── Data for this task ──

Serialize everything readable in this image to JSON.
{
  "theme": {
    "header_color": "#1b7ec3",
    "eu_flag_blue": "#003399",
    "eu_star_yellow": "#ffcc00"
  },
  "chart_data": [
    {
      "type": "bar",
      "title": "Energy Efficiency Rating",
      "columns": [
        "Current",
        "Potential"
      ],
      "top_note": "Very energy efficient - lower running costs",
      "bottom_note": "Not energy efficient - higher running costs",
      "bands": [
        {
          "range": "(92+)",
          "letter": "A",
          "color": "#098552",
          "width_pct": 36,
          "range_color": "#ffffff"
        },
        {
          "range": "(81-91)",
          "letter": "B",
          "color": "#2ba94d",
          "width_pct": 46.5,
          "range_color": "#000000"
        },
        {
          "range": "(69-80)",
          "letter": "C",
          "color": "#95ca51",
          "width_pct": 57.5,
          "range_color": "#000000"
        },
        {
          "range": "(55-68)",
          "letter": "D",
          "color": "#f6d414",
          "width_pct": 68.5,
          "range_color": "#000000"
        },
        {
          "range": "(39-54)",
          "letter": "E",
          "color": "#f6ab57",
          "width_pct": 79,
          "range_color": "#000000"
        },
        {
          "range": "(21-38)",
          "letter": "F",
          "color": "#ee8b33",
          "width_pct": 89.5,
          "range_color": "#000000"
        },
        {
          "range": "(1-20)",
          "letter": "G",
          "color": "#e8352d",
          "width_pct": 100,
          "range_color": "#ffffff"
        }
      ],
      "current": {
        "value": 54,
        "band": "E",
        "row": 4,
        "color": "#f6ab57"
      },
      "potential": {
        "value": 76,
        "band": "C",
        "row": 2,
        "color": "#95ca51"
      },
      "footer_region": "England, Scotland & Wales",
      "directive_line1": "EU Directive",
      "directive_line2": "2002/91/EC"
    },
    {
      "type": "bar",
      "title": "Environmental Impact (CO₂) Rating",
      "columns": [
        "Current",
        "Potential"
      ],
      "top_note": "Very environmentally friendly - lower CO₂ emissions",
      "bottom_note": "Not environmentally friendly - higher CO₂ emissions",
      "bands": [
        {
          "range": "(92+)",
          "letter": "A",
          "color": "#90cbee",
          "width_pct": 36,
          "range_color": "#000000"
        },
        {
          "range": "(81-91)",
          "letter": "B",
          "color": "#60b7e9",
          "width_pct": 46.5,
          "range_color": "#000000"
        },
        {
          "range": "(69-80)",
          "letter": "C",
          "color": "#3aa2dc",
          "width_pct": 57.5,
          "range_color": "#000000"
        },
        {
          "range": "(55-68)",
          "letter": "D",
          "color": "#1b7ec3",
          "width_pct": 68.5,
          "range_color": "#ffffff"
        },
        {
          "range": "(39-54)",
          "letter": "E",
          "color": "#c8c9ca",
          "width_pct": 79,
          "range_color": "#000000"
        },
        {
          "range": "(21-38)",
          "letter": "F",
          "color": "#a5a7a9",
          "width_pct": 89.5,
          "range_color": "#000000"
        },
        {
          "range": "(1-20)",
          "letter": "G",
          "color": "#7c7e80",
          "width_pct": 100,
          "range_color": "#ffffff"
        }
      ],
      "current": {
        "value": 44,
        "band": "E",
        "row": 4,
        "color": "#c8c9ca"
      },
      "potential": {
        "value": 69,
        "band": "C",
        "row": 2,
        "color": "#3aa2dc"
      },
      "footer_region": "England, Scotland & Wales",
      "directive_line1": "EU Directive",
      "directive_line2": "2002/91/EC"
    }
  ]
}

───

▸ Challenge: State how many lines of the material contain the string "lower", with no other words.

▸ Answer to the exercise: 2